• _TASK OBJECTIVE_
Skip the pictures and extract all of the lines exactly as written.

• _PROVIDED DATA_
## START
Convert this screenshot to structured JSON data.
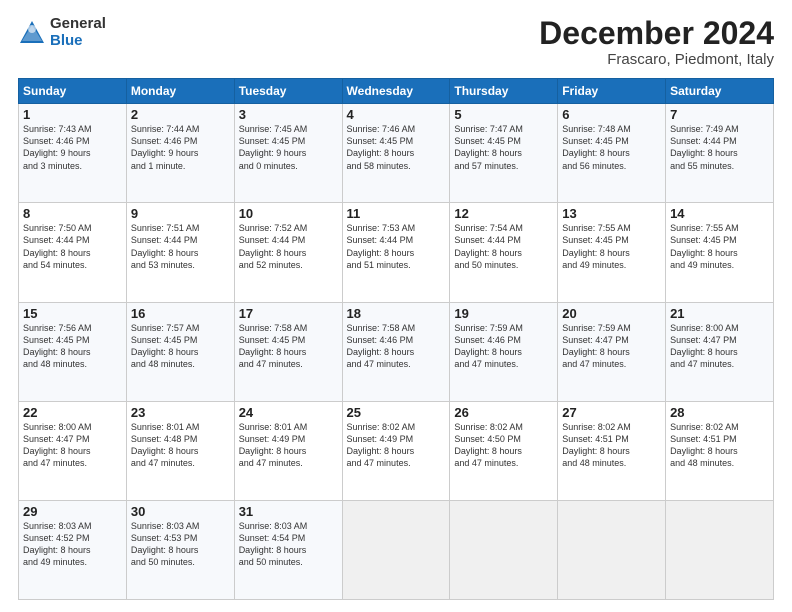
{
  "header": {
    "logo_general": "General",
    "logo_blue": "Blue",
    "month_title": "December 2024",
    "location": "Frascaro, Piedmont, Italy"
  },
  "days_of_week": [
    "Sunday",
    "Monday",
    "Tuesday",
    "Wednesday",
    "Thursday",
    "Friday",
    "Saturday"
  ],
  "weeks": [
    [
      {
        "day": "1",
        "lines": [
          "Sunrise: 7:43 AM",
          "Sunset: 4:46 PM",
          "Daylight: 9 hours",
          "and 3 minutes."
        ]
      },
      {
        "day": "2",
        "lines": [
          "Sunrise: 7:44 AM",
          "Sunset: 4:46 PM",
          "Daylight: 9 hours",
          "and 1 minute."
        ]
      },
      {
        "day": "3",
        "lines": [
          "Sunrise: 7:45 AM",
          "Sunset: 4:45 PM",
          "Daylight: 9 hours",
          "and 0 minutes."
        ]
      },
      {
        "day": "4",
        "lines": [
          "Sunrise: 7:46 AM",
          "Sunset: 4:45 PM",
          "Daylight: 8 hours",
          "and 58 minutes."
        ]
      },
      {
        "day": "5",
        "lines": [
          "Sunrise: 7:47 AM",
          "Sunset: 4:45 PM",
          "Daylight: 8 hours",
          "and 57 minutes."
        ]
      },
      {
        "day": "6",
        "lines": [
          "Sunrise: 7:48 AM",
          "Sunset: 4:45 PM",
          "Daylight: 8 hours",
          "and 56 minutes."
        ]
      },
      {
        "day": "7",
        "lines": [
          "Sunrise: 7:49 AM",
          "Sunset: 4:44 PM",
          "Daylight: 8 hours",
          "and 55 minutes."
        ]
      }
    ],
    [
      {
        "day": "8",
        "lines": [
          "Sunrise: 7:50 AM",
          "Sunset: 4:44 PM",
          "Daylight: 8 hours",
          "and 54 minutes."
        ]
      },
      {
        "day": "9",
        "lines": [
          "Sunrise: 7:51 AM",
          "Sunset: 4:44 PM",
          "Daylight: 8 hours",
          "and 53 minutes."
        ]
      },
      {
        "day": "10",
        "lines": [
          "Sunrise: 7:52 AM",
          "Sunset: 4:44 PM",
          "Daylight: 8 hours",
          "and 52 minutes."
        ]
      },
      {
        "day": "11",
        "lines": [
          "Sunrise: 7:53 AM",
          "Sunset: 4:44 PM",
          "Daylight: 8 hours",
          "and 51 minutes."
        ]
      },
      {
        "day": "12",
        "lines": [
          "Sunrise: 7:54 AM",
          "Sunset: 4:44 PM",
          "Daylight: 8 hours",
          "and 50 minutes."
        ]
      },
      {
        "day": "13",
        "lines": [
          "Sunrise: 7:55 AM",
          "Sunset: 4:45 PM",
          "Daylight: 8 hours",
          "and 49 minutes."
        ]
      },
      {
        "day": "14",
        "lines": [
          "Sunrise: 7:55 AM",
          "Sunset: 4:45 PM",
          "Daylight: 8 hours",
          "and 49 minutes."
        ]
      }
    ],
    [
      {
        "day": "15",
        "lines": [
          "Sunrise: 7:56 AM",
          "Sunset: 4:45 PM",
          "Daylight: 8 hours",
          "and 48 minutes."
        ]
      },
      {
        "day": "16",
        "lines": [
          "Sunrise: 7:57 AM",
          "Sunset: 4:45 PM",
          "Daylight: 8 hours",
          "and 48 minutes."
        ]
      },
      {
        "day": "17",
        "lines": [
          "Sunrise: 7:58 AM",
          "Sunset: 4:45 PM",
          "Daylight: 8 hours",
          "and 47 minutes."
        ]
      },
      {
        "day": "18",
        "lines": [
          "Sunrise: 7:58 AM",
          "Sunset: 4:46 PM",
          "Daylight: 8 hours",
          "and 47 minutes."
        ]
      },
      {
        "day": "19",
        "lines": [
          "Sunrise: 7:59 AM",
          "Sunset: 4:46 PM",
          "Daylight: 8 hours",
          "and 47 minutes."
        ]
      },
      {
        "day": "20",
        "lines": [
          "Sunrise: 7:59 AM",
          "Sunset: 4:47 PM",
          "Daylight: 8 hours",
          "and 47 minutes."
        ]
      },
      {
        "day": "21",
        "lines": [
          "Sunrise: 8:00 AM",
          "Sunset: 4:47 PM",
          "Daylight: 8 hours",
          "and 47 minutes."
        ]
      }
    ],
    [
      {
        "day": "22",
        "lines": [
          "Sunrise: 8:00 AM",
          "Sunset: 4:47 PM",
          "Daylight: 8 hours",
          "and 47 minutes."
        ]
      },
      {
        "day": "23",
        "lines": [
          "Sunrise: 8:01 AM",
          "Sunset: 4:48 PM",
          "Daylight: 8 hours",
          "and 47 minutes."
        ]
      },
      {
        "day": "24",
        "lines": [
          "Sunrise: 8:01 AM",
          "Sunset: 4:49 PM",
          "Daylight: 8 hours",
          "and 47 minutes."
        ]
      },
      {
        "day": "25",
        "lines": [
          "Sunrise: 8:02 AM",
          "Sunset: 4:49 PM",
          "Daylight: 8 hours",
          "and 47 minutes."
        ]
      },
      {
        "day": "26",
        "lines": [
          "Sunrise: 8:02 AM",
          "Sunset: 4:50 PM",
          "Daylight: 8 hours",
          "and 47 minutes."
        ]
      },
      {
        "day": "27",
        "lines": [
          "Sunrise: 8:02 AM",
          "Sunset: 4:51 PM",
          "Daylight: 8 hours",
          "and 48 minutes."
        ]
      },
      {
        "day": "28",
        "lines": [
          "Sunrise: 8:02 AM",
          "Sunset: 4:51 PM",
          "Daylight: 8 hours",
          "and 48 minutes."
        ]
      }
    ],
    [
      {
        "day": "29",
        "lines": [
          "Sunrise: 8:03 AM",
          "Sunset: 4:52 PM",
          "Daylight: 8 hours",
          "and 49 minutes."
        ]
      },
      {
        "day": "30",
        "lines": [
          "Sunrise: 8:03 AM",
          "Sunset: 4:53 PM",
          "Daylight: 8 hours",
          "and 50 minutes."
        ]
      },
      {
        "day": "31",
        "lines": [
          "Sunrise: 8:03 AM",
          "Sunset: 4:54 PM",
          "Daylight: 8 hours",
          "and 50 minutes."
        ]
      },
      null,
      null,
      null,
      null
    ]
  ]
}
## END
• _ANSWER TO THIS EXERCISE_
Convert this screenshot to structured JSON data.
{
  "header": {
    "logo_general": "General",
    "logo_blue": "Blue",
    "month_title": "December 2024",
    "location": "Frascaro, Piedmont, Italy"
  },
  "days_of_week": [
    "Sunday",
    "Monday",
    "Tuesday",
    "Wednesday",
    "Thursday",
    "Friday",
    "Saturday"
  ],
  "weeks": [
    [
      {
        "day": "1",
        "lines": [
          "Sunrise: 7:43 AM",
          "Sunset: 4:46 PM",
          "Daylight: 9 hours",
          "and 3 minutes."
        ]
      },
      {
        "day": "2",
        "lines": [
          "Sunrise: 7:44 AM",
          "Sunset: 4:46 PM",
          "Daylight: 9 hours",
          "and 1 minute."
        ]
      },
      {
        "day": "3",
        "lines": [
          "Sunrise: 7:45 AM",
          "Sunset: 4:45 PM",
          "Daylight: 9 hours",
          "and 0 minutes."
        ]
      },
      {
        "day": "4",
        "lines": [
          "Sunrise: 7:46 AM",
          "Sunset: 4:45 PM",
          "Daylight: 8 hours",
          "and 58 minutes."
        ]
      },
      {
        "day": "5",
        "lines": [
          "Sunrise: 7:47 AM",
          "Sunset: 4:45 PM",
          "Daylight: 8 hours",
          "and 57 minutes."
        ]
      },
      {
        "day": "6",
        "lines": [
          "Sunrise: 7:48 AM",
          "Sunset: 4:45 PM",
          "Daylight: 8 hours",
          "and 56 minutes."
        ]
      },
      {
        "day": "7",
        "lines": [
          "Sunrise: 7:49 AM",
          "Sunset: 4:44 PM",
          "Daylight: 8 hours",
          "and 55 minutes."
        ]
      }
    ],
    [
      {
        "day": "8",
        "lines": [
          "Sunrise: 7:50 AM",
          "Sunset: 4:44 PM",
          "Daylight: 8 hours",
          "and 54 minutes."
        ]
      },
      {
        "day": "9",
        "lines": [
          "Sunrise: 7:51 AM",
          "Sunset: 4:44 PM",
          "Daylight: 8 hours",
          "and 53 minutes."
        ]
      },
      {
        "day": "10",
        "lines": [
          "Sunrise: 7:52 AM",
          "Sunset: 4:44 PM",
          "Daylight: 8 hours",
          "and 52 minutes."
        ]
      },
      {
        "day": "11",
        "lines": [
          "Sunrise: 7:53 AM",
          "Sunset: 4:44 PM",
          "Daylight: 8 hours",
          "and 51 minutes."
        ]
      },
      {
        "day": "12",
        "lines": [
          "Sunrise: 7:54 AM",
          "Sunset: 4:44 PM",
          "Daylight: 8 hours",
          "and 50 minutes."
        ]
      },
      {
        "day": "13",
        "lines": [
          "Sunrise: 7:55 AM",
          "Sunset: 4:45 PM",
          "Daylight: 8 hours",
          "and 49 minutes."
        ]
      },
      {
        "day": "14",
        "lines": [
          "Sunrise: 7:55 AM",
          "Sunset: 4:45 PM",
          "Daylight: 8 hours",
          "and 49 minutes."
        ]
      }
    ],
    [
      {
        "day": "15",
        "lines": [
          "Sunrise: 7:56 AM",
          "Sunset: 4:45 PM",
          "Daylight: 8 hours",
          "and 48 minutes."
        ]
      },
      {
        "day": "16",
        "lines": [
          "Sunrise: 7:57 AM",
          "Sunset: 4:45 PM",
          "Daylight: 8 hours",
          "and 48 minutes."
        ]
      },
      {
        "day": "17",
        "lines": [
          "Sunrise: 7:58 AM",
          "Sunset: 4:45 PM",
          "Daylight: 8 hours",
          "and 47 minutes."
        ]
      },
      {
        "day": "18",
        "lines": [
          "Sunrise: 7:58 AM",
          "Sunset: 4:46 PM",
          "Daylight: 8 hours",
          "and 47 minutes."
        ]
      },
      {
        "day": "19",
        "lines": [
          "Sunrise: 7:59 AM",
          "Sunset: 4:46 PM",
          "Daylight: 8 hours",
          "and 47 minutes."
        ]
      },
      {
        "day": "20",
        "lines": [
          "Sunrise: 7:59 AM",
          "Sunset: 4:47 PM",
          "Daylight: 8 hours",
          "and 47 minutes."
        ]
      },
      {
        "day": "21",
        "lines": [
          "Sunrise: 8:00 AM",
          "Sunset: 4:47 PM",
          "Daylight: 8 hours",
          "and 47 minutes."
        ]
      }
    ],
    [
      {
        "day": "22",
        "lines": [
          "Sunrise: 8:00 AM",
          "Sunset: 4:47 PM",
          "Daylight: 8 hours",
          "and 47 minutes."
        ]
      },
      {
        "day": "23",
        "lines": [
          "Sunrise: 8:01 AM",
          "Sunset: 4:48 PM",
          "Daylight: 8 hours",
          "and 47 minutes."
        ]
      },
      {
        "day": "24",
        "lines": [
          "Sunrise: 8:01 AM",
          "Sunset: 4:49 PM",
          "Daylight: 8 hours",
          "and 47 minutes."
        ]
      },
      {
        "day": "25",
        "lines": [
          "Sunrise: 8:02 AM",
          "Sunset: 4:49 PM",
          "Daylight: 8 hours",
          "and 47 minutes."
        ]
      },
      {
        "day": "26",
        "lines": [
          "Sunrise: 8:02 AM",
          "Sunset: 4:50 PM",
          "Daylight: 8 hours",
          "and 47 minutes."
        ]
      },
      {
        "day": "27",
        "lines": [
          "Sunrise: 8:02 AM",
          "Sunset: 4:51 PM",
          "Daylight: 8 hours",
          "and 48 minutes."
        ]
      },
      {
        "day": "28",
        "lines": [
          "Sunrise: 8:02 AM",
          "Sunset: 4:51 PM",
          "Daylight: 8 hours",
          "and 48 minutes."
        ]
      }
    ],
    [
      {
        "day": "29",
        "lines": [
          "Sunrise: 8:03 AM",
          "Sunset: 4:52 PM",
          "Daylight: 8 hours",
          "and 49 minutes."
        ]
      },
      {
        "day": "30",
        "lines": [
          "Sunrise: 8:03 AM",
          "Sunset: 4:53 PM",
          "Daylight: 8 hours",
          "and 50 minutes."
        ]
      },
      {
        "day": "31",
        "lines": [
          "Sunrise: 8:03 AM",
          "Sunset: 4:54 PM",
          "Daylight: 8 hours",
          "and 50 minutes."
        ]
      },
      null,
      null,
      null,
      null
    ]
  ]
}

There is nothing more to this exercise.